What to work on. Extract the full listing below without altering a single character.

Rows.
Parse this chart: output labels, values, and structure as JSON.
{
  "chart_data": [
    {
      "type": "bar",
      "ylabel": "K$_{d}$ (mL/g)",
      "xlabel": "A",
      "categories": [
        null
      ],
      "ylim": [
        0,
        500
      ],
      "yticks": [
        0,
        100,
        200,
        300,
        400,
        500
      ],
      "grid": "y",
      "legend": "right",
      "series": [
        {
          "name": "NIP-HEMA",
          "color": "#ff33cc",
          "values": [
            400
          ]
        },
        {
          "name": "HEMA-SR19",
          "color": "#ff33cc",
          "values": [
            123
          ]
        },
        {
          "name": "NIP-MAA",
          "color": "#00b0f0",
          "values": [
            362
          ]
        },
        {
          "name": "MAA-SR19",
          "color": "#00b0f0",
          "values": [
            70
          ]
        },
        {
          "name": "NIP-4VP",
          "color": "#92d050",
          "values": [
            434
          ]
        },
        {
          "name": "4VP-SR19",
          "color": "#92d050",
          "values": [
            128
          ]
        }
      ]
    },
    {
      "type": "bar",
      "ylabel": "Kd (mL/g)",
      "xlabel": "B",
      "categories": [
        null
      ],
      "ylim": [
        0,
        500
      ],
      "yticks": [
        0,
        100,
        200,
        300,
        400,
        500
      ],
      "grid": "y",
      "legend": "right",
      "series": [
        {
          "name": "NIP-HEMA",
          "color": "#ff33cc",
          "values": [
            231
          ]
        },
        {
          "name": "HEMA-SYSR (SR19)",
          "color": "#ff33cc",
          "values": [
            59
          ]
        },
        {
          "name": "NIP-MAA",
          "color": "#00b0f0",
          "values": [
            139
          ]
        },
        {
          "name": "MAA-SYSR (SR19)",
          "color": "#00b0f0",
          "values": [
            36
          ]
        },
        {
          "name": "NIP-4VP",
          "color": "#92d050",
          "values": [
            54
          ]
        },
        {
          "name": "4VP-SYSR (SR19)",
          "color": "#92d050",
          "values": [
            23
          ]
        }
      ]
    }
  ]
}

Response.
Parse this chart: output labels, values, and structure as JSON.
{
  "chart_data": [
    {
      "type": "bar",
      "ylabel": "K$_{d}$ (mL/g)",
      "xlabel": "A",
      "categories": [
        null
      ],
      "ylim": [
        0,
        500
      ],
      "yticks": [
        0,
        100,
        200,
        300,
        400,
        500
      ],
      "grid": "y",
      "legend": "right",
      "series": [
        {
          "name": "NIP-HEMA",
          "color": "#ff33cc",
          "values": [
            400
          ]
        },
        {
          "name": "HEMA-SR19",
          "color": "#ff33cc",
          "values": [
            123
          ]
        },
        {
          "name": "NIP-MAA",
          "color": "#00b0f0",
          "values": [
            362
          ]
        },
        {
          "name": "MAA-SR19",
          "color": "#00b0f0",
          "values": [
            70
          ]
        },
        {
          "name": "NIP-4VP",
          "color": "#92d050",
          "values": [
            434
          ]
        },
        {
          "name": "4VP-SR19",
          "color": "#92d050",
          "values": [
            128
          ]
        }
      ]
    },
    {
      "type": "bar",
      "ylabel": "Kd (mL/g)",
      "xlabel": "B",
      "categories": [
        null
      ],
      "ylim": [
        0,
        500
      ],
      "yticks": [
        0,
        100,
        200,
        300,
        400,
        500
      ],
      "grid": "y",
      "legend": "right",
      "series": [
        {
          "name": "NIP-HEMA",
          "color": "#ff33cc",
          "values": [
            231
          ]
        },
        {
          "name": "HEMA-SYSR (SR19)",
          "color": "#ff33cc",
          "values": [
            59
          ]
        },
        {
          "name": "NIP-MAA",
          "color": "#00b0f0",
          "values": [
            139
          ]
        },
        {
          "name": "MAA-SYSR (SR19)",
          "color": "#00b0f0",
          "values": [
            36
          ]
        },
        {
          "name": "NIP-4VP",
          "color": "#92d050",
          "values": [
            54
          ]
        },
        {
          "name": "4VP-SYSR (SR19)",
          "color": "#92d050",
          "values": [
            23
          ]
        }
      ]
    }
  ]
}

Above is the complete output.